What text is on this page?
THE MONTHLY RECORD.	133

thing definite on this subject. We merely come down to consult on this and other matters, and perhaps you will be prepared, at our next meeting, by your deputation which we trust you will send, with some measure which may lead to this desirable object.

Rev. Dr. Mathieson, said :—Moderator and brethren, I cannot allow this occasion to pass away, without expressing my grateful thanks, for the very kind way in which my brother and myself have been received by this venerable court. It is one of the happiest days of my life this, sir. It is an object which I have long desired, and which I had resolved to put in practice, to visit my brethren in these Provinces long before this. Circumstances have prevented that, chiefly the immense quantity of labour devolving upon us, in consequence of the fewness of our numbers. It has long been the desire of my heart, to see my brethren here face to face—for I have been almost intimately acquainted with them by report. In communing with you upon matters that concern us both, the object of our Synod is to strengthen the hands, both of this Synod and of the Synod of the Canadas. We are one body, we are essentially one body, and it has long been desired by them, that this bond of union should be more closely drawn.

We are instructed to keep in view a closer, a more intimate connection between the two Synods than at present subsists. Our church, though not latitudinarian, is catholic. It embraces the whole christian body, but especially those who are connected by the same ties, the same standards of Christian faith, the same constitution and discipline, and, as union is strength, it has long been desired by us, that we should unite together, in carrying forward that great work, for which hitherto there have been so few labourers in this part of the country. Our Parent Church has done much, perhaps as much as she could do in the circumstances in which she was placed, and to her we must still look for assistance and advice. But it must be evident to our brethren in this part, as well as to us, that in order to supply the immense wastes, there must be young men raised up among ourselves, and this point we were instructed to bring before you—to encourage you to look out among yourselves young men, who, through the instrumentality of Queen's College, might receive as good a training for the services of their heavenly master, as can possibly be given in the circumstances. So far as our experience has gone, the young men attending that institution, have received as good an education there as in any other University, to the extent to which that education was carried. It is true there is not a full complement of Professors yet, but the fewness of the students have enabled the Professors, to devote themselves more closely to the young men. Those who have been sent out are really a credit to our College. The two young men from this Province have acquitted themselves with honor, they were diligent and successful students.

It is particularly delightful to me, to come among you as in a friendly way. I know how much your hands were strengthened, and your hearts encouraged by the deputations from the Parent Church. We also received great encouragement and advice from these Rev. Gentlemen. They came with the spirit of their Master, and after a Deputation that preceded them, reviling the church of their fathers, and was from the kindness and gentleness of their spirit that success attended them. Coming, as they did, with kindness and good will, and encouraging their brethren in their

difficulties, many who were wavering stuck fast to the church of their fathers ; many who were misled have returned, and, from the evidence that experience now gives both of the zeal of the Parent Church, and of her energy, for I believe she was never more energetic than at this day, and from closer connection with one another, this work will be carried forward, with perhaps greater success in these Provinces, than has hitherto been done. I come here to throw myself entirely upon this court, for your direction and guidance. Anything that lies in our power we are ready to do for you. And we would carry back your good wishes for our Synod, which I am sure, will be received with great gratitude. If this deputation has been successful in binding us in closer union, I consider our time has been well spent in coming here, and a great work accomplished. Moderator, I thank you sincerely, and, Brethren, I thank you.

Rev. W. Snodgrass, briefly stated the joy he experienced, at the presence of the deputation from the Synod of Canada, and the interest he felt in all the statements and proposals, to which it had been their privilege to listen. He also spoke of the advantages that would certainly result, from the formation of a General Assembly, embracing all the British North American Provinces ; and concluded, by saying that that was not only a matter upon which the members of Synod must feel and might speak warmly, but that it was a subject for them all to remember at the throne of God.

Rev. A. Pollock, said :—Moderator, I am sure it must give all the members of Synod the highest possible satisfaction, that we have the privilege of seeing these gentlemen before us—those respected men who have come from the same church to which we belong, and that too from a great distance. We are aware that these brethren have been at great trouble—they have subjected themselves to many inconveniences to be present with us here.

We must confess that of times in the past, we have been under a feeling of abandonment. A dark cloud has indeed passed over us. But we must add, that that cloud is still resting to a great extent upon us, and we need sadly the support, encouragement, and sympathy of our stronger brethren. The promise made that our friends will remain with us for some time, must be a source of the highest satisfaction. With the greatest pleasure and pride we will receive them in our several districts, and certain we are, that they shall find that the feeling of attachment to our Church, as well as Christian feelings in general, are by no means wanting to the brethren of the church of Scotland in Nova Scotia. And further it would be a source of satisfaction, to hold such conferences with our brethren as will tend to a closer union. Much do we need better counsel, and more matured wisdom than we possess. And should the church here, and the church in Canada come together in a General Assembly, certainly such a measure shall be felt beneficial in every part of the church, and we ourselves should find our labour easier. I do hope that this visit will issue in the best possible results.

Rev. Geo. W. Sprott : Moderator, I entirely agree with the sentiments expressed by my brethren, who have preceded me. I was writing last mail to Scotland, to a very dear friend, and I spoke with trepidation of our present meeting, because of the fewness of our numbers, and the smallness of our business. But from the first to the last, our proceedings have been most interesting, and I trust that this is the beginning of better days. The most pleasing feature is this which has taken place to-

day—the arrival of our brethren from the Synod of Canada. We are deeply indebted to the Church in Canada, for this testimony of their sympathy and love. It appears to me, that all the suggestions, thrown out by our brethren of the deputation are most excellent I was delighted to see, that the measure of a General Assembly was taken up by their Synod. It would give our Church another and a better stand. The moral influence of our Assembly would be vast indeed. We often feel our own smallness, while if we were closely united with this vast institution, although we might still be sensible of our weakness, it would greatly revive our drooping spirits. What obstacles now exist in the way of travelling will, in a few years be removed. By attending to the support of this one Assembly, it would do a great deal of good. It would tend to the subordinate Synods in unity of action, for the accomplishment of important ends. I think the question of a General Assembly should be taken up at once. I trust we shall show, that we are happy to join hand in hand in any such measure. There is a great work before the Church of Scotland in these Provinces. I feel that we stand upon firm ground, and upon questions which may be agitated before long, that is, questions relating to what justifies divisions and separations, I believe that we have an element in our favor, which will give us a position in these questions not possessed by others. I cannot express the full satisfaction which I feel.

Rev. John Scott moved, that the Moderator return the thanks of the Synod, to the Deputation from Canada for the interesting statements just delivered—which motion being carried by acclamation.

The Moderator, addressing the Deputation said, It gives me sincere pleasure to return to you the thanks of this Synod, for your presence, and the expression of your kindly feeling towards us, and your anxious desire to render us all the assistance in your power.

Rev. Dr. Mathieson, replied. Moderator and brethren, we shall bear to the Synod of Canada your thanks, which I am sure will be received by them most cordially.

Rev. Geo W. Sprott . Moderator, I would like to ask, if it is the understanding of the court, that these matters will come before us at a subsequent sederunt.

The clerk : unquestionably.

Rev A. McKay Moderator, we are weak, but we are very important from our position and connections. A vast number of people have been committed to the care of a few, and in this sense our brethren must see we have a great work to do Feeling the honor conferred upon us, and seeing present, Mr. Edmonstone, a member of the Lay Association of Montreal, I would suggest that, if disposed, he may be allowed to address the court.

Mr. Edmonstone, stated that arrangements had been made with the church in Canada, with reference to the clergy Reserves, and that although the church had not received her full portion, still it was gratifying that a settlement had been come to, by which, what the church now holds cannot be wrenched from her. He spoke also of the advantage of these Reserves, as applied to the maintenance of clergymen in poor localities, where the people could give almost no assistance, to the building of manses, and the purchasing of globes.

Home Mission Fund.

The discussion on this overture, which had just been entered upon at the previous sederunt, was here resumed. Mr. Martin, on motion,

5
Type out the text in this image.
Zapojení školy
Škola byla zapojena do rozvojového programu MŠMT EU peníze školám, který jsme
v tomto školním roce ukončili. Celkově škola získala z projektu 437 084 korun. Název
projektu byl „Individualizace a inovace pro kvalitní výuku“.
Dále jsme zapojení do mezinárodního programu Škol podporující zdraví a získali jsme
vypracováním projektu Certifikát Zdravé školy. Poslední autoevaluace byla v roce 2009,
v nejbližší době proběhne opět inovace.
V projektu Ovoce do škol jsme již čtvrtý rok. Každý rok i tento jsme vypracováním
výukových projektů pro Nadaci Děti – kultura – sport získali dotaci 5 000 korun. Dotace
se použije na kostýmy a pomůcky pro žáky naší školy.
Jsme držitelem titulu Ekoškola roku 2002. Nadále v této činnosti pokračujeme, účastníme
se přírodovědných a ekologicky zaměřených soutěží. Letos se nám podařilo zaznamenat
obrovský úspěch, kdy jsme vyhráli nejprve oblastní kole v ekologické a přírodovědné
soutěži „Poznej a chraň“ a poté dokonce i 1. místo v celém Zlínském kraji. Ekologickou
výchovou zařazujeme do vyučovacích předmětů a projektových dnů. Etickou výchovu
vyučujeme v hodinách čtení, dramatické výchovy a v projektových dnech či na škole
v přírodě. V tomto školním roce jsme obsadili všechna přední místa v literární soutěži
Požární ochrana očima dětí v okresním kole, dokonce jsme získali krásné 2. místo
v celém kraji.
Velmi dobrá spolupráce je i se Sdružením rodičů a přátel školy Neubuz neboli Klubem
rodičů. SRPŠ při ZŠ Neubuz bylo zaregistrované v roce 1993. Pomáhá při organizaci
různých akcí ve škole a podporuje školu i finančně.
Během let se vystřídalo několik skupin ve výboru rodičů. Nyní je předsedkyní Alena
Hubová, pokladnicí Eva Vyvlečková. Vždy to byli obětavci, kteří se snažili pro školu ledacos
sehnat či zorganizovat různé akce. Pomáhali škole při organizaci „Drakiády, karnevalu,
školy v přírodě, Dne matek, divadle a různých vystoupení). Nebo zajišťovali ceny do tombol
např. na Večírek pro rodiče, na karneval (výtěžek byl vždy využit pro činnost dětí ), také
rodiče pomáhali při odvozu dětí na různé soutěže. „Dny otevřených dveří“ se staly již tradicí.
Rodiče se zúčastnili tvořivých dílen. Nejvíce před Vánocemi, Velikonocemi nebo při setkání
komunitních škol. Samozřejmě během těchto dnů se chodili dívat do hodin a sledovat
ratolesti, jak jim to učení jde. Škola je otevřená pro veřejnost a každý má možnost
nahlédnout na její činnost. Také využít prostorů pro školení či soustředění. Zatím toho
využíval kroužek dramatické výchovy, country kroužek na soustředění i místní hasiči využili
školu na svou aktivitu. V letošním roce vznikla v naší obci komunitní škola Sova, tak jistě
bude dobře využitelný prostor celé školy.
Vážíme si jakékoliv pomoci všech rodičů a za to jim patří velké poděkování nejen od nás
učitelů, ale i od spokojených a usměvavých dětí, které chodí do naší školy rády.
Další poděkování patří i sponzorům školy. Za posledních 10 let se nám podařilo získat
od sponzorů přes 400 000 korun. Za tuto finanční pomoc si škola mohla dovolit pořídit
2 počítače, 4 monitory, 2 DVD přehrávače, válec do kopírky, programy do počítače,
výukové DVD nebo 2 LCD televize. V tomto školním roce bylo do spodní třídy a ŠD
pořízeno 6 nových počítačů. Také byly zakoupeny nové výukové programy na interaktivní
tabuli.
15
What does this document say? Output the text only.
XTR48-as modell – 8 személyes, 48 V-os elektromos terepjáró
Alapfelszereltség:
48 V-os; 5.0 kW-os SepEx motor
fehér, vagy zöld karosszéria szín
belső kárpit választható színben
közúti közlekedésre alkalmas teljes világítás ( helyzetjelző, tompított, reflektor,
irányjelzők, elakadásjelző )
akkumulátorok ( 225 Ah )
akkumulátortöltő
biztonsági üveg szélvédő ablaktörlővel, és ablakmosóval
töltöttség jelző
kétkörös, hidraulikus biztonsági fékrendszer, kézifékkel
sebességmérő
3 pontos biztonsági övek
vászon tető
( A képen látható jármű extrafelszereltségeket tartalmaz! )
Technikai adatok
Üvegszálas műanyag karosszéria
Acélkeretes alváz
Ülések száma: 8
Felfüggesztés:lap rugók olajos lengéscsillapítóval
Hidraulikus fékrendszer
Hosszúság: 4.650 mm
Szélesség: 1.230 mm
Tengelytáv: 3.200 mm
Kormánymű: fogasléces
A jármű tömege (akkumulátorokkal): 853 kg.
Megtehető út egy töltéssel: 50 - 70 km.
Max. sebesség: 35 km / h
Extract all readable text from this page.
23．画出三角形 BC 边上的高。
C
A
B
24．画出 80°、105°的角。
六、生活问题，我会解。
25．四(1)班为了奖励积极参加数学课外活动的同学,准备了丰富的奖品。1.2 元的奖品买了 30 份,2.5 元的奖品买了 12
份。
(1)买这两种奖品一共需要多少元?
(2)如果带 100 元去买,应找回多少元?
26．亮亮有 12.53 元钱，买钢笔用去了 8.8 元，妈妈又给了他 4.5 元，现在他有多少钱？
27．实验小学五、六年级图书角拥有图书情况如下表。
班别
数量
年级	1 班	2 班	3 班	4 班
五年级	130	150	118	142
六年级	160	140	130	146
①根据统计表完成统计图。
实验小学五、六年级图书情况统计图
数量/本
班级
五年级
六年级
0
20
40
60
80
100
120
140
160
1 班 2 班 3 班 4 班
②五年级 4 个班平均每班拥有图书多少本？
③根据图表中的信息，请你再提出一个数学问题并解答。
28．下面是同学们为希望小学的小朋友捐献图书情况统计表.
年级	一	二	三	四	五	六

========================================

Short task: Each line above that includes "patří" should be shown.

Exercise output:
Vážíme si jakékoliv pomoci všech rodičů a za to jim patří velké poděkování nejen od nás
Další poděkování patří i sponzorům školy. Za posledních 10 let se nám podařilo získat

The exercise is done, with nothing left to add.